### What to do
Pick out each line of the records that includes the string "Otsu", and copy it.

### Data
——
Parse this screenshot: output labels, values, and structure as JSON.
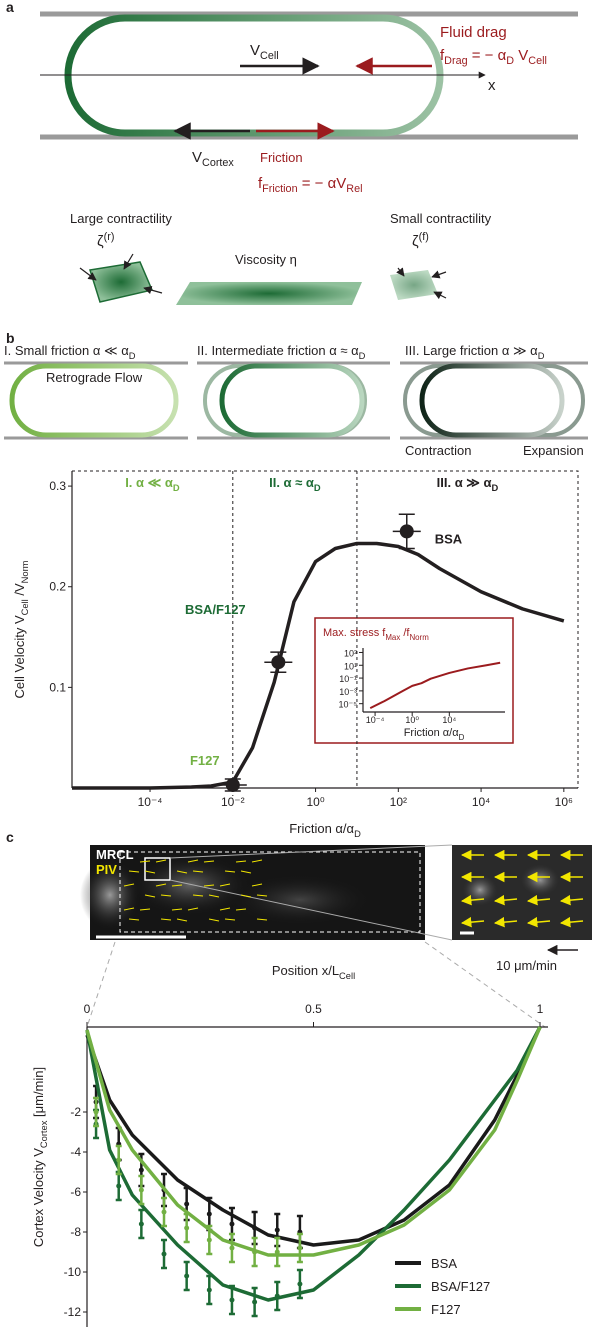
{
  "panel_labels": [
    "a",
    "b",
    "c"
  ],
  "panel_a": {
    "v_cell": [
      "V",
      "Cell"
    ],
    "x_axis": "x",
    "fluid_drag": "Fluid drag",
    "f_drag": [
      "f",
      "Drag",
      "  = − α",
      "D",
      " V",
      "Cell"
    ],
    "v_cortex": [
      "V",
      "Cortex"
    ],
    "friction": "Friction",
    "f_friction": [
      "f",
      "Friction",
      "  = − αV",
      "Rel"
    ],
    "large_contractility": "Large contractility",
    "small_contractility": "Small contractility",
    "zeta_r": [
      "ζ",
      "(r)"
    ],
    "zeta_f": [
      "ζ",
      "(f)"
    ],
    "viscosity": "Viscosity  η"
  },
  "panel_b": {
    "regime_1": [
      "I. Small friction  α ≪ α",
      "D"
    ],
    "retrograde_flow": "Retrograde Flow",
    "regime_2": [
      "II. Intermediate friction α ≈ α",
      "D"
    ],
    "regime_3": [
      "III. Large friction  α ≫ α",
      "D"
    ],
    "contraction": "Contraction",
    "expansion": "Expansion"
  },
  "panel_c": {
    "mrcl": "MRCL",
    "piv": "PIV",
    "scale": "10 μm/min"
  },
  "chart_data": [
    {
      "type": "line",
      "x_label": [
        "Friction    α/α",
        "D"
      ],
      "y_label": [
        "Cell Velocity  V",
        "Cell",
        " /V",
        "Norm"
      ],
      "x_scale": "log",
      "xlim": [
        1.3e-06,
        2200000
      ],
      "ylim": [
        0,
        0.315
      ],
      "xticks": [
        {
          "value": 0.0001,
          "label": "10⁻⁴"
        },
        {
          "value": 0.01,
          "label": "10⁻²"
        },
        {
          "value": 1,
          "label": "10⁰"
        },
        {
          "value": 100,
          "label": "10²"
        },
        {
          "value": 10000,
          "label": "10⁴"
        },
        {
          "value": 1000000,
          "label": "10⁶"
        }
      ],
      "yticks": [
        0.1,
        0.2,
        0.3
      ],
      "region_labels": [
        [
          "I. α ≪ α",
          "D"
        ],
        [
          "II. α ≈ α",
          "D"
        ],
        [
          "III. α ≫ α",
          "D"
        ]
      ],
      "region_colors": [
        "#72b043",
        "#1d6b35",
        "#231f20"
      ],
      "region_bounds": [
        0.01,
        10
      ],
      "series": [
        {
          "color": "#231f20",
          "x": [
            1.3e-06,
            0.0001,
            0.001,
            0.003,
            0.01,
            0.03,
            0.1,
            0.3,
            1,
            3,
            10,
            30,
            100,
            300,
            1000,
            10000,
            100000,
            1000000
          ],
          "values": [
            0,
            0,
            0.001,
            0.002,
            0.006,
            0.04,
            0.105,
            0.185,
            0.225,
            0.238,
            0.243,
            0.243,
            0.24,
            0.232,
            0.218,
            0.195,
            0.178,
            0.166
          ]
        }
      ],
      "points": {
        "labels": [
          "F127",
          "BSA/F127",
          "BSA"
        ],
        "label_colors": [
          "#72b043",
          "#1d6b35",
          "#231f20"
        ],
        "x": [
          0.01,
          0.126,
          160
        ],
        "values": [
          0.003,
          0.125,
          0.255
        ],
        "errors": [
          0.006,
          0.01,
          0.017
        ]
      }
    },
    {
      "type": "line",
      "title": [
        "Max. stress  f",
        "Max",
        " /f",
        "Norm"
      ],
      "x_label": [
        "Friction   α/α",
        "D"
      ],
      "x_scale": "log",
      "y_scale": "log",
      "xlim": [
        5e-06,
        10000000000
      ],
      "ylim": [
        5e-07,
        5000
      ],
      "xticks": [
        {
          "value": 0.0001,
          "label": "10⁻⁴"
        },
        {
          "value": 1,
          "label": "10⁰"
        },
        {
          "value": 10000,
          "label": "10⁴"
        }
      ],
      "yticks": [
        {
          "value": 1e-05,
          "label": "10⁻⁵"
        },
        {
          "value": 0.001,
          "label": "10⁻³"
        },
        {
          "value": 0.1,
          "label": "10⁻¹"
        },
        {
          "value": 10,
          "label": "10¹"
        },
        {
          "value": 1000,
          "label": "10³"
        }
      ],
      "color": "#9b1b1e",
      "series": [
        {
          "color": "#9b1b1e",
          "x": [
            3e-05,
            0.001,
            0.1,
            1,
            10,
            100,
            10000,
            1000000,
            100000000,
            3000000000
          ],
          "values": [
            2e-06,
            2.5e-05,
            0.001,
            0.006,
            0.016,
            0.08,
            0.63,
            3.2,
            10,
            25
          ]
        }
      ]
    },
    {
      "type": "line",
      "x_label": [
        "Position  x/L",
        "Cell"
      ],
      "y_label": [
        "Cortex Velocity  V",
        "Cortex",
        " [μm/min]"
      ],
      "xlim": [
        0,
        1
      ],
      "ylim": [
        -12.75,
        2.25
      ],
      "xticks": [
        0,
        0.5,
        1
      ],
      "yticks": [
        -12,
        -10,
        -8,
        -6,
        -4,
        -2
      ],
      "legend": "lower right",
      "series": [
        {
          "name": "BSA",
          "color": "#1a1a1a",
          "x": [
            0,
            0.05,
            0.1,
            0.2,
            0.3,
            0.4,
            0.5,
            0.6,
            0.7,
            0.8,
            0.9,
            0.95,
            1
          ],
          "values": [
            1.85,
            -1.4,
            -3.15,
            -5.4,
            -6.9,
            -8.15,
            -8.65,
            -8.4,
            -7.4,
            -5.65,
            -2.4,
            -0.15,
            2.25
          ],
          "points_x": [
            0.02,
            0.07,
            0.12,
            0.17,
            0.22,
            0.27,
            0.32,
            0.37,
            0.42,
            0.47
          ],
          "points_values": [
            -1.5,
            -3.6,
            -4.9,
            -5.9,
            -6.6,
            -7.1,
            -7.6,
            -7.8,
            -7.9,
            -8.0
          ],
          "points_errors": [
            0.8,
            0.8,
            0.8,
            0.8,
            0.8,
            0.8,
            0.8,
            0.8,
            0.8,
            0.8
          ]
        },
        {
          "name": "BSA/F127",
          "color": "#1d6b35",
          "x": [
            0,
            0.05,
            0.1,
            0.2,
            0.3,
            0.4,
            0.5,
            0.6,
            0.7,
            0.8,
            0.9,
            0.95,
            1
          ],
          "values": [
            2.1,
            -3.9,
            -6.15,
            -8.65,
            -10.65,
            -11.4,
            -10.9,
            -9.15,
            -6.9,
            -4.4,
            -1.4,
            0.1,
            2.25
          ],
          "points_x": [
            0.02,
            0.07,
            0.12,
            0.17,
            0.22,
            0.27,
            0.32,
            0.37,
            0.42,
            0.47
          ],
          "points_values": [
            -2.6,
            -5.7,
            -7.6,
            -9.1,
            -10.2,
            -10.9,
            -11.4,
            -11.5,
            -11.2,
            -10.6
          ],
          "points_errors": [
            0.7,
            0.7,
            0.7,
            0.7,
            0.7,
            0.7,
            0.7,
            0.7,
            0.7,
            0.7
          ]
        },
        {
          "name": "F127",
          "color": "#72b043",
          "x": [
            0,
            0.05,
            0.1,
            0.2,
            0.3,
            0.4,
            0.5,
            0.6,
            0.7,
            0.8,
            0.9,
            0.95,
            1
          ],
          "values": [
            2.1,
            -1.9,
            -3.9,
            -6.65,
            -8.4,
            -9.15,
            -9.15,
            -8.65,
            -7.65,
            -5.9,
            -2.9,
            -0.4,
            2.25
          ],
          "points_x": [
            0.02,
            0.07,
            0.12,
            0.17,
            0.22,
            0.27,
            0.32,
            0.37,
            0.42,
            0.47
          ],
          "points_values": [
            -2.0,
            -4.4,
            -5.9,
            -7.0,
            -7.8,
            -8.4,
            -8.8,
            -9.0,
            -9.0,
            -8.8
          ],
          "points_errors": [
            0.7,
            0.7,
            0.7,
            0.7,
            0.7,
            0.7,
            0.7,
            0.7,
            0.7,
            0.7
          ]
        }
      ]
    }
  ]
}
——
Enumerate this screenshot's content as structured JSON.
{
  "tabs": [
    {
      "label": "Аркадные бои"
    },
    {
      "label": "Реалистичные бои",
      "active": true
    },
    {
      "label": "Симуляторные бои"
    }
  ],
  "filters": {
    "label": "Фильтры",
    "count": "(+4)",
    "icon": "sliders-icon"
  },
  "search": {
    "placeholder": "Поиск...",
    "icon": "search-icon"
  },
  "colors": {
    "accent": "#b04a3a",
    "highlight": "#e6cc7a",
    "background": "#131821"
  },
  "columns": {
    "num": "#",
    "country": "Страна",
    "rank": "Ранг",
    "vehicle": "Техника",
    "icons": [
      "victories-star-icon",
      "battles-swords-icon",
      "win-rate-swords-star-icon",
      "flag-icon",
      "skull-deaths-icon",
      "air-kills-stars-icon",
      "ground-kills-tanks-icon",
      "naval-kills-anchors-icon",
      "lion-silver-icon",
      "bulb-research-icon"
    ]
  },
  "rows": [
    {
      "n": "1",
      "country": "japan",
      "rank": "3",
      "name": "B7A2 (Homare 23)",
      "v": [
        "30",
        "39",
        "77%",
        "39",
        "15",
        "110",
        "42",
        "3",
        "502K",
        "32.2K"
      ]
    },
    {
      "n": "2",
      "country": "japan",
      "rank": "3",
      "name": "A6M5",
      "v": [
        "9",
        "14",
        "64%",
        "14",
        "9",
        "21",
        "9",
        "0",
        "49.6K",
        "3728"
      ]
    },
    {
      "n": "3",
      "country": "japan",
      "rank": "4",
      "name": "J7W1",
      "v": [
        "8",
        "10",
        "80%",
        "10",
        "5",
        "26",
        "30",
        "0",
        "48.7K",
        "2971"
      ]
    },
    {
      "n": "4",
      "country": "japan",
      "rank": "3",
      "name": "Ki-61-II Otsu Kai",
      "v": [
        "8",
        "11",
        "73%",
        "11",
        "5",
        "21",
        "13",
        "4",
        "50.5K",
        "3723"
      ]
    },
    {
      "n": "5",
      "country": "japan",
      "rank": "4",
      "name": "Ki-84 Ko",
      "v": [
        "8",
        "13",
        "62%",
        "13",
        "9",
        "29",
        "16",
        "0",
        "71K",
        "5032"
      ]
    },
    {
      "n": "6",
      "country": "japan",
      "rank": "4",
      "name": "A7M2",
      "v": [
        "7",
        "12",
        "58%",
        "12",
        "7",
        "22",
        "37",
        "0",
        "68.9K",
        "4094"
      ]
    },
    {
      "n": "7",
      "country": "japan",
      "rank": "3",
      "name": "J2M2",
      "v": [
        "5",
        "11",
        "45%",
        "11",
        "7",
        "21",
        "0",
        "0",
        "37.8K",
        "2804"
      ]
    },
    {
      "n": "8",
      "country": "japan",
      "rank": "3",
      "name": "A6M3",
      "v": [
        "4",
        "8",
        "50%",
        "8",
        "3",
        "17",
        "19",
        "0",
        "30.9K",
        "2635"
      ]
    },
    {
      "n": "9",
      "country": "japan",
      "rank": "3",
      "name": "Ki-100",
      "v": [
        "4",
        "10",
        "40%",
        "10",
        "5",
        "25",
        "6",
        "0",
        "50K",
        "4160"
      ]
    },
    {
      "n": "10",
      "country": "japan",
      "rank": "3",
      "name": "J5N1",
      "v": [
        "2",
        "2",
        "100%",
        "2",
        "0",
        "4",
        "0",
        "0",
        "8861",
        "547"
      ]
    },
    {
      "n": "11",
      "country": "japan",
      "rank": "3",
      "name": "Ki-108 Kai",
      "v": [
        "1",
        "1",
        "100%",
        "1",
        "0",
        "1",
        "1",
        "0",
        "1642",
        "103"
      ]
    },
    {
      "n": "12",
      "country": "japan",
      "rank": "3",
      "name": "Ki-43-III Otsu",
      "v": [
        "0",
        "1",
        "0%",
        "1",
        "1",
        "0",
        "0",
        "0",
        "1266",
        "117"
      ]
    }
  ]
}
——
### Solution for this task
      "name": "Ki-61-II Otsu Kai",
      "name": "Ki-43-III Otsu",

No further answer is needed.